The problem: In how many lines does the string "Espalda" appear? Answer with the number only.
=======
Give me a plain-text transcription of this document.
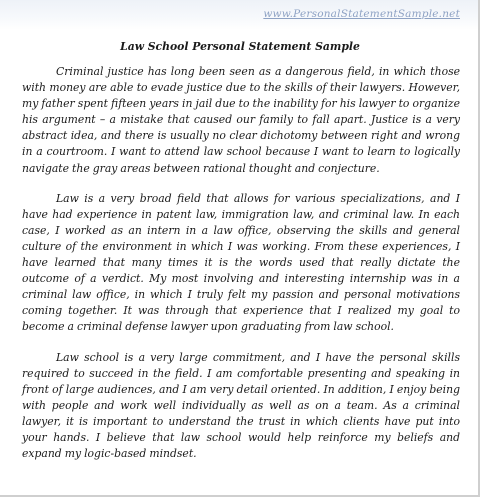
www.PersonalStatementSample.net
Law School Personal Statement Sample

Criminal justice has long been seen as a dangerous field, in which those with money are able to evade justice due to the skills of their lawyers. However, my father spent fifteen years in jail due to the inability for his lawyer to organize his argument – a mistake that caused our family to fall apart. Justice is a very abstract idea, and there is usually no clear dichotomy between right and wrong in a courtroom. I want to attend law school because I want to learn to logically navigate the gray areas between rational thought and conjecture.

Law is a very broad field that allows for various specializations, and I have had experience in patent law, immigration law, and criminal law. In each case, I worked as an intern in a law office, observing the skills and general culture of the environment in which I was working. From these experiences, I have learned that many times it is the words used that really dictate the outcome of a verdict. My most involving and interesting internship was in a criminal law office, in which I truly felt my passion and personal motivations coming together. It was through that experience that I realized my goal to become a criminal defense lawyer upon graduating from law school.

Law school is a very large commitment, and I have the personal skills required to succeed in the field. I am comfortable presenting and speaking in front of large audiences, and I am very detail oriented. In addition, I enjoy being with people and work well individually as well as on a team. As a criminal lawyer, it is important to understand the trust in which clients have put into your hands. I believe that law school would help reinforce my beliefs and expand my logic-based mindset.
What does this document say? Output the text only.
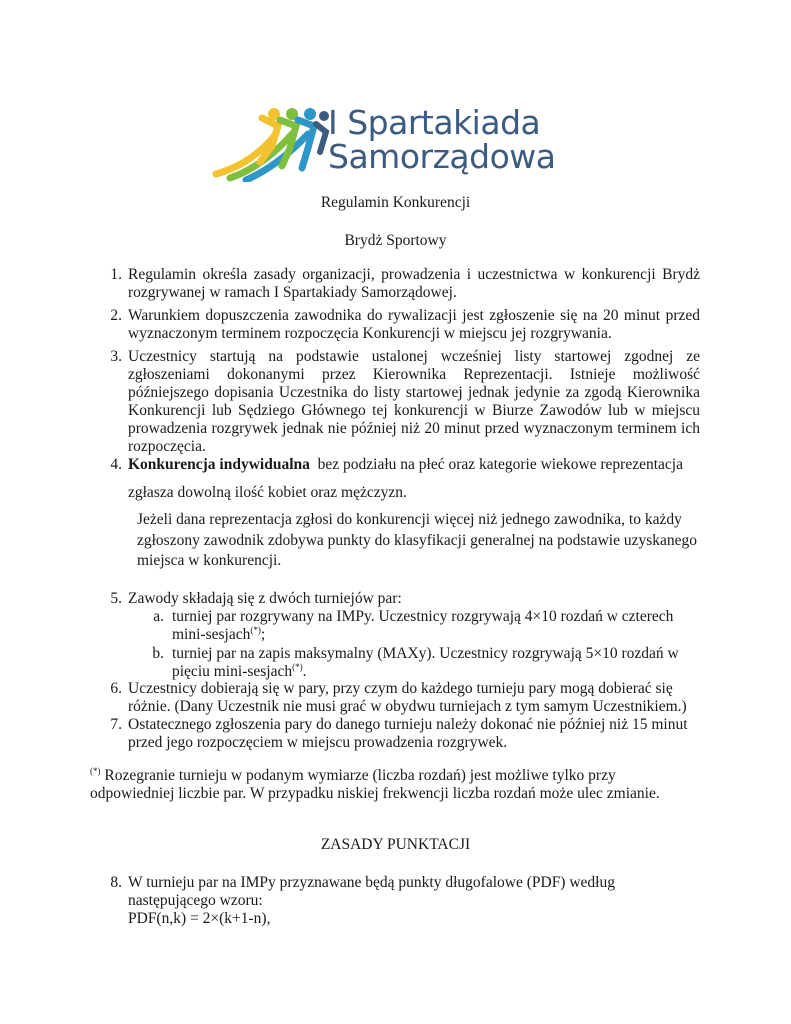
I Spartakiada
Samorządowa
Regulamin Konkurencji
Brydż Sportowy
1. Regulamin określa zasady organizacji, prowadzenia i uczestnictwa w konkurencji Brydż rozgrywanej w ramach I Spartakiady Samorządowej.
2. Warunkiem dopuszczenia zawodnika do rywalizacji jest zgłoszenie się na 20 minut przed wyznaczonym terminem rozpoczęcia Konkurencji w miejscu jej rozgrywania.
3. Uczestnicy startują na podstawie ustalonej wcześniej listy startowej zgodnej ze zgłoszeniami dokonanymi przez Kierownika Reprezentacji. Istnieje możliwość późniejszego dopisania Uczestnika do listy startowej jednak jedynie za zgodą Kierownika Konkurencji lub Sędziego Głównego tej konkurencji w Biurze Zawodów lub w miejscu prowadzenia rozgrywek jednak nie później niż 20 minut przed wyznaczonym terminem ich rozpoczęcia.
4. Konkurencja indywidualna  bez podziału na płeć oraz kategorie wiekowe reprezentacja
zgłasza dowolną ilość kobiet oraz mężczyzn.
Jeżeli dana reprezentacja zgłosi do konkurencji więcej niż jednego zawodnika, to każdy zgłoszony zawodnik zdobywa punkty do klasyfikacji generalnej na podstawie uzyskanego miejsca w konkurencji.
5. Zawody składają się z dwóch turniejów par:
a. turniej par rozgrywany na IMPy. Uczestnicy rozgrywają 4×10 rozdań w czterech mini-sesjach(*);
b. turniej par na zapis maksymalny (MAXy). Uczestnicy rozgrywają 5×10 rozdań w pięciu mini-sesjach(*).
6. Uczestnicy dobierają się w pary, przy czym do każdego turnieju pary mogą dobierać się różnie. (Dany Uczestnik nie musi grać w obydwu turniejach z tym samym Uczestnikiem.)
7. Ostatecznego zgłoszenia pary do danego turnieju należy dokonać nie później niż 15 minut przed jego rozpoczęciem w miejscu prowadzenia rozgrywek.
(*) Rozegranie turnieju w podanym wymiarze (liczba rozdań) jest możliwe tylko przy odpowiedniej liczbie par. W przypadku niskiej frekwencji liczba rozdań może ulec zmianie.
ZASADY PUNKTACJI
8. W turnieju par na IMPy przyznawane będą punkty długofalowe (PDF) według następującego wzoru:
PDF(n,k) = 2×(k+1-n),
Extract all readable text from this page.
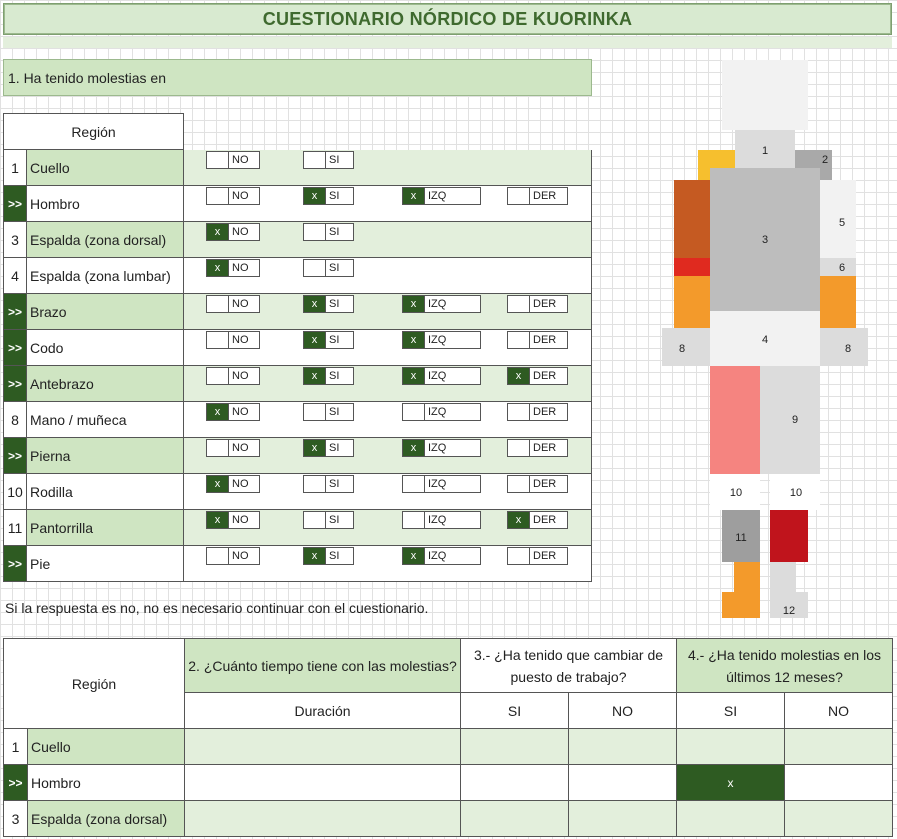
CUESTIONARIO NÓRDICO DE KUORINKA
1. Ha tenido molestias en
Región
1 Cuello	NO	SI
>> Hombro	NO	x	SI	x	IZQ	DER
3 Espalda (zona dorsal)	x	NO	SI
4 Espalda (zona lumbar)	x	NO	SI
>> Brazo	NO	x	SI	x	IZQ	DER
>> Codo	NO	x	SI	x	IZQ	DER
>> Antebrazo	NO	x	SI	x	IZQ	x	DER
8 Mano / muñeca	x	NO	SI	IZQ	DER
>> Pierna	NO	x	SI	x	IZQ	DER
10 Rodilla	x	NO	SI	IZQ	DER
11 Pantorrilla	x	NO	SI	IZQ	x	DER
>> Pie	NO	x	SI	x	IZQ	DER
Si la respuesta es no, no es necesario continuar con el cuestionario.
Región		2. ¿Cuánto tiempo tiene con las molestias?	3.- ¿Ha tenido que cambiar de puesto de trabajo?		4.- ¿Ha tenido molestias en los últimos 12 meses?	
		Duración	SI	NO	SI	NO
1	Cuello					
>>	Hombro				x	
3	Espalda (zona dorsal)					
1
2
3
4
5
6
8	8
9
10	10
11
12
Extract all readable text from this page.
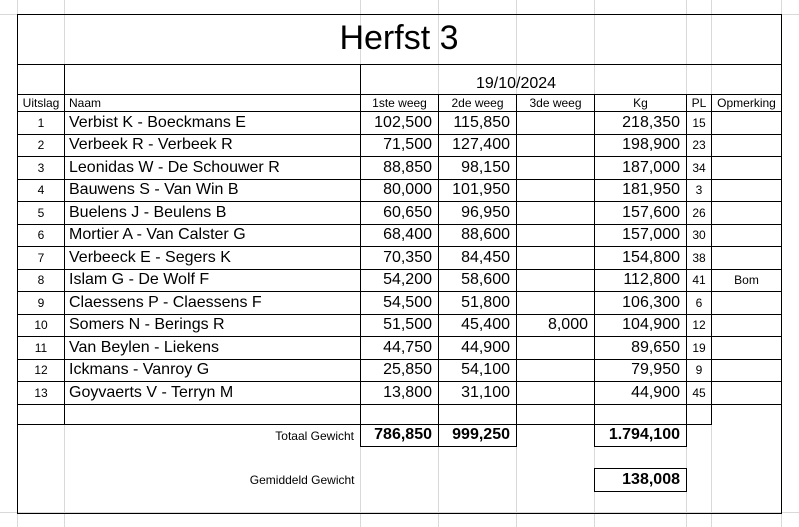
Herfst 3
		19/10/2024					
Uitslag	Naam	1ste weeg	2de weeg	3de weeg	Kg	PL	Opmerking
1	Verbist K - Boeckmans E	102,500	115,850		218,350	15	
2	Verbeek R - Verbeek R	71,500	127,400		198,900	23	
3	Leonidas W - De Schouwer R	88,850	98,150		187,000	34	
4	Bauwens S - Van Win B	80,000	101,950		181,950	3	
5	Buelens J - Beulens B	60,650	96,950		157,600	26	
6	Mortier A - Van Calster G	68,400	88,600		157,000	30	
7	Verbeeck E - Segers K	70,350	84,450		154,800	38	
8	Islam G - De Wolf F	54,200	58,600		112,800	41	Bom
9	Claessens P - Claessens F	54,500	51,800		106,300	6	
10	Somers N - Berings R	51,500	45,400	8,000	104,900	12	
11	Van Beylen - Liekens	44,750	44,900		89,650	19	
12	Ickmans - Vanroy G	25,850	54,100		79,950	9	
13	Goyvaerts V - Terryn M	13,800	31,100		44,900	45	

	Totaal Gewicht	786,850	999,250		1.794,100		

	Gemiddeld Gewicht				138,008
=======
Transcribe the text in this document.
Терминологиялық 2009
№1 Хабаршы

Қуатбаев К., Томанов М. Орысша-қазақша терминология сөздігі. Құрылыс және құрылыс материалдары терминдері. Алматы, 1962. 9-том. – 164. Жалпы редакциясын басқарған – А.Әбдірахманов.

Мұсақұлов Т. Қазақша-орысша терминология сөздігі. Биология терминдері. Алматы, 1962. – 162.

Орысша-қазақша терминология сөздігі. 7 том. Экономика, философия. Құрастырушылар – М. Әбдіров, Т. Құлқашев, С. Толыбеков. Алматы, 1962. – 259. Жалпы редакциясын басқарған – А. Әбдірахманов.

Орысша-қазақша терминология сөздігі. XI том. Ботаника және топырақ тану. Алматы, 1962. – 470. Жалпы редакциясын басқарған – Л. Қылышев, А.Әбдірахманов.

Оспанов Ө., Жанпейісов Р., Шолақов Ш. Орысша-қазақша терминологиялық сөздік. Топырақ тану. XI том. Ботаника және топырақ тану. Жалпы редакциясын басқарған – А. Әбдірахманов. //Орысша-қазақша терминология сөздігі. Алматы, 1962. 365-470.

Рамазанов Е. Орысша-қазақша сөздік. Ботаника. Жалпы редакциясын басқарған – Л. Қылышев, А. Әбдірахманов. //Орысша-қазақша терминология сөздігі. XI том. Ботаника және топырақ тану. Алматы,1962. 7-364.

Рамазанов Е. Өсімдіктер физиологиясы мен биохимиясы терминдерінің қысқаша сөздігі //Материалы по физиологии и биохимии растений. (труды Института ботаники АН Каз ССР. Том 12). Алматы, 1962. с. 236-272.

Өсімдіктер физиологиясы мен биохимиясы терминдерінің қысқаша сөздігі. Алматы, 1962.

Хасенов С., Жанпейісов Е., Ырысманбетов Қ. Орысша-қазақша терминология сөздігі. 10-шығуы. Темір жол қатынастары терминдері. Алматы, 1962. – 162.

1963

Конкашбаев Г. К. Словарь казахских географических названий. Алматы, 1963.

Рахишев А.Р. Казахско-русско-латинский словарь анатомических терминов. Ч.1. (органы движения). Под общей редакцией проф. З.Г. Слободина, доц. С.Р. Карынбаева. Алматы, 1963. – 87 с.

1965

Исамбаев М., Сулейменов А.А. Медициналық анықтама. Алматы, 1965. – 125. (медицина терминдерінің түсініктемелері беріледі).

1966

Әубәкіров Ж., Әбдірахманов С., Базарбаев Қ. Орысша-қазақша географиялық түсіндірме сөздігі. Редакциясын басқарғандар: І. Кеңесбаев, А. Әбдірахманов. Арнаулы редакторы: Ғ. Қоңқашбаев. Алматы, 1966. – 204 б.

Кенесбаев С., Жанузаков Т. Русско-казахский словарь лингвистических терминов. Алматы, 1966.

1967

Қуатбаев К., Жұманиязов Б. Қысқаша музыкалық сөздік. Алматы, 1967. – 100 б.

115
=======
Task answer: 3